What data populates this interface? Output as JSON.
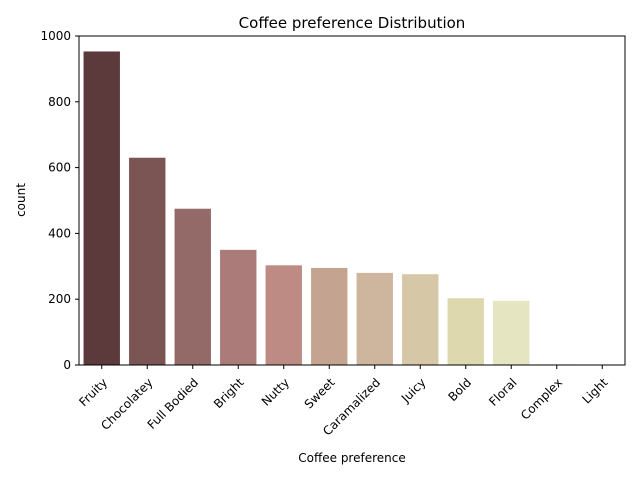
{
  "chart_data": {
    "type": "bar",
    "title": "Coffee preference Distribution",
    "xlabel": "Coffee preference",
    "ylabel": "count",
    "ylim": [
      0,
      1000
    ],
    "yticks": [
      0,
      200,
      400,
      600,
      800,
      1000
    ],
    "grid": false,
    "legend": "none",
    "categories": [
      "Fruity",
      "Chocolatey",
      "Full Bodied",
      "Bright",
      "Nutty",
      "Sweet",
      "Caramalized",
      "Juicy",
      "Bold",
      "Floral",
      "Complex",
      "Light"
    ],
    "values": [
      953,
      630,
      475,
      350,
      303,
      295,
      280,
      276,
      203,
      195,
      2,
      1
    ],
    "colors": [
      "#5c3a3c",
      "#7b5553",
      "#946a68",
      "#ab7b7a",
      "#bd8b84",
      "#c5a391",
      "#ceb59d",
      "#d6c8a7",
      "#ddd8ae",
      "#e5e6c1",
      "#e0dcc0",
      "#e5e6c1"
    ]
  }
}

#####

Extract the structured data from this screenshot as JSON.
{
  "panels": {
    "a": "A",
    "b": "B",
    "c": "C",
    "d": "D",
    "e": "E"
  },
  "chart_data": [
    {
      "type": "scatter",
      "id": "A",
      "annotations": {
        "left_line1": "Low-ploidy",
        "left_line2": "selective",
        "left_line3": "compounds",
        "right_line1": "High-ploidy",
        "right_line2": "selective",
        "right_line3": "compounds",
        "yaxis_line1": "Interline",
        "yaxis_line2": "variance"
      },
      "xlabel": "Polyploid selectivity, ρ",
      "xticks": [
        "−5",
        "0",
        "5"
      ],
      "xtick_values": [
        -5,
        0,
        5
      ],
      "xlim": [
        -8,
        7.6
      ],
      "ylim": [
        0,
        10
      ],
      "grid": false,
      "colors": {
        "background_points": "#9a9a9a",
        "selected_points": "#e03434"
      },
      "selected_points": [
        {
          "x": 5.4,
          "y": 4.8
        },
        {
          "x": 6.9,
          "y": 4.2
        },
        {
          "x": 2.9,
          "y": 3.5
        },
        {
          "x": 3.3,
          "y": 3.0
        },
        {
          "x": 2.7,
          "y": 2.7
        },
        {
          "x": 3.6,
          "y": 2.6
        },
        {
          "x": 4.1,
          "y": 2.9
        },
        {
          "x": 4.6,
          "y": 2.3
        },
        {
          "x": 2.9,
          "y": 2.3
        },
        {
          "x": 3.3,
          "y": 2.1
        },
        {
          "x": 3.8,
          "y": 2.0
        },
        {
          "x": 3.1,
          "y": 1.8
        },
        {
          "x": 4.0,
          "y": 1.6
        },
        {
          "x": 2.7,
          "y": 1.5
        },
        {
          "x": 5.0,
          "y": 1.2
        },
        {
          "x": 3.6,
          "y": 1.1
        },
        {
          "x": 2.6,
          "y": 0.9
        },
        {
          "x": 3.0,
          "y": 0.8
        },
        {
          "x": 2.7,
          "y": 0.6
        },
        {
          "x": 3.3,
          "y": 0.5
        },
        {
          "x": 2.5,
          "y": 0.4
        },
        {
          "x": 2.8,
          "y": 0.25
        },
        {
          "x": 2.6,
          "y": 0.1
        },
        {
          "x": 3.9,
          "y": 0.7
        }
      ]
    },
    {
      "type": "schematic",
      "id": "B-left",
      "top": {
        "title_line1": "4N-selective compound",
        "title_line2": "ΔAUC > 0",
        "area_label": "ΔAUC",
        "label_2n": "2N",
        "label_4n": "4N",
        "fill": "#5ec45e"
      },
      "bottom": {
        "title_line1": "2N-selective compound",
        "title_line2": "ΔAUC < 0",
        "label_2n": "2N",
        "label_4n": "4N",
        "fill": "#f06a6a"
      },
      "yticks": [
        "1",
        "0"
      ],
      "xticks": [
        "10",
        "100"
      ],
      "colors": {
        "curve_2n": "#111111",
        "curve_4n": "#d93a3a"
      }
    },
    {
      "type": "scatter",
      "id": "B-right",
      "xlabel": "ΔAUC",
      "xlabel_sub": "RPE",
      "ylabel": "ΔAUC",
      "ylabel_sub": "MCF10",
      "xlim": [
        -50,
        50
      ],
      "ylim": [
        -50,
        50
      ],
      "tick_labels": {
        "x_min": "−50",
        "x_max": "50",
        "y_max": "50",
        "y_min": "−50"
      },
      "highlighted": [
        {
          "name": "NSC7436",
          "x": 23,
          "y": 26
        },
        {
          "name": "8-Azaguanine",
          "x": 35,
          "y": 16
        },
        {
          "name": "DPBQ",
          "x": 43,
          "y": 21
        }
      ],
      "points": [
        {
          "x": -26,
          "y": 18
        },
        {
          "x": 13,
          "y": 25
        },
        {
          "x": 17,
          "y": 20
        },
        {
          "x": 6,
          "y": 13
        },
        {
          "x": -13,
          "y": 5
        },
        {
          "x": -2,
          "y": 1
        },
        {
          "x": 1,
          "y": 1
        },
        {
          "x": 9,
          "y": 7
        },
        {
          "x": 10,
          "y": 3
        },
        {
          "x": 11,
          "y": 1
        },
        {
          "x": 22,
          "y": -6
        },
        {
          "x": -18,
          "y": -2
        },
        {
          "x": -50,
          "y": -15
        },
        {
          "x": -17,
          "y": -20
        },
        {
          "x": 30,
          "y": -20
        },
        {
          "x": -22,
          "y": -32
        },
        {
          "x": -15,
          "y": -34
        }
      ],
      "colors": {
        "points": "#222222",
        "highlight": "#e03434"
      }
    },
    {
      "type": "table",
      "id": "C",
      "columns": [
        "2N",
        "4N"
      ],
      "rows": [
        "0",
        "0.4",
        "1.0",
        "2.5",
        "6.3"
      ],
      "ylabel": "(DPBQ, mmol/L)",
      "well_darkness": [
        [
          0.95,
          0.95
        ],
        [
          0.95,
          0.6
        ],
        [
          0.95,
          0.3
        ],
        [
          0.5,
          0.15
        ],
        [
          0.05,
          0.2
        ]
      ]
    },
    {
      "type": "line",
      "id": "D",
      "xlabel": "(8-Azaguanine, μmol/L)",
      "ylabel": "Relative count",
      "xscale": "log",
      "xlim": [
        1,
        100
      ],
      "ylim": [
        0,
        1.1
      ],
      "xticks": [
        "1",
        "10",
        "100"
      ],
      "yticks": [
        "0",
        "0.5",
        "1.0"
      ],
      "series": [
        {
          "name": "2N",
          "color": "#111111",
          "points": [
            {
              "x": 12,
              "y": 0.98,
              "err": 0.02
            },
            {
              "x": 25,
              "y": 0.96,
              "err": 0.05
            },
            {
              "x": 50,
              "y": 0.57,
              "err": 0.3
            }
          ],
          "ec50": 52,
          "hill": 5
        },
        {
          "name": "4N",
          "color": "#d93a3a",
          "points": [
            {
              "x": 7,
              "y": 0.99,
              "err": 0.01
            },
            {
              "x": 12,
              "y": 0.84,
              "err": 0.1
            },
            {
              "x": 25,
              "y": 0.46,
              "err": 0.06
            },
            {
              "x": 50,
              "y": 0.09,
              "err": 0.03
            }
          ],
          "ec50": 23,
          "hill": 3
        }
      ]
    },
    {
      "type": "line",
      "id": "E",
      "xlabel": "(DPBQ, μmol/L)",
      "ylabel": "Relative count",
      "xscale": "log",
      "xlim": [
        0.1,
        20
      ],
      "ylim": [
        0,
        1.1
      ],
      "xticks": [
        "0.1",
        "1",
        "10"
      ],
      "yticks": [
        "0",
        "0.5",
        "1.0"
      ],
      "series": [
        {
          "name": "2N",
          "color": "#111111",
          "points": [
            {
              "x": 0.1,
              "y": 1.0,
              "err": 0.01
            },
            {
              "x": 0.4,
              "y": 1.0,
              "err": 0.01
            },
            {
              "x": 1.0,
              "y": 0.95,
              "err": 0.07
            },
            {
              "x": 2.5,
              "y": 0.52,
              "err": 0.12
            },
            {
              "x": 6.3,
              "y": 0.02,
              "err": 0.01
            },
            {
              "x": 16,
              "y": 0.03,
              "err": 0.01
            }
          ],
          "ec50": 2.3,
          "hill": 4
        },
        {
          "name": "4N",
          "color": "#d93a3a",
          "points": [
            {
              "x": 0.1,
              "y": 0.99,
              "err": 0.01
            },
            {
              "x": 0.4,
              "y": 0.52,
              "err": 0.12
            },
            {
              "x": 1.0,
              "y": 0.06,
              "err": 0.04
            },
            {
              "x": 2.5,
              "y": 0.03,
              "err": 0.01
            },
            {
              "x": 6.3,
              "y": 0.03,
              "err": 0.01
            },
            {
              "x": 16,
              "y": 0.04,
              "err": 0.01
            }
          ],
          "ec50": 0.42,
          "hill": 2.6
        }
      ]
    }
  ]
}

#####

◆ Exercise prompt ◆
Identify the lines above that contain the word "Azaguanine", then copy them.

◆ Right answer ◆
          "name": "8-Azaguanine",
      "xlabel": "(8-Azaguanine, μmol/L)",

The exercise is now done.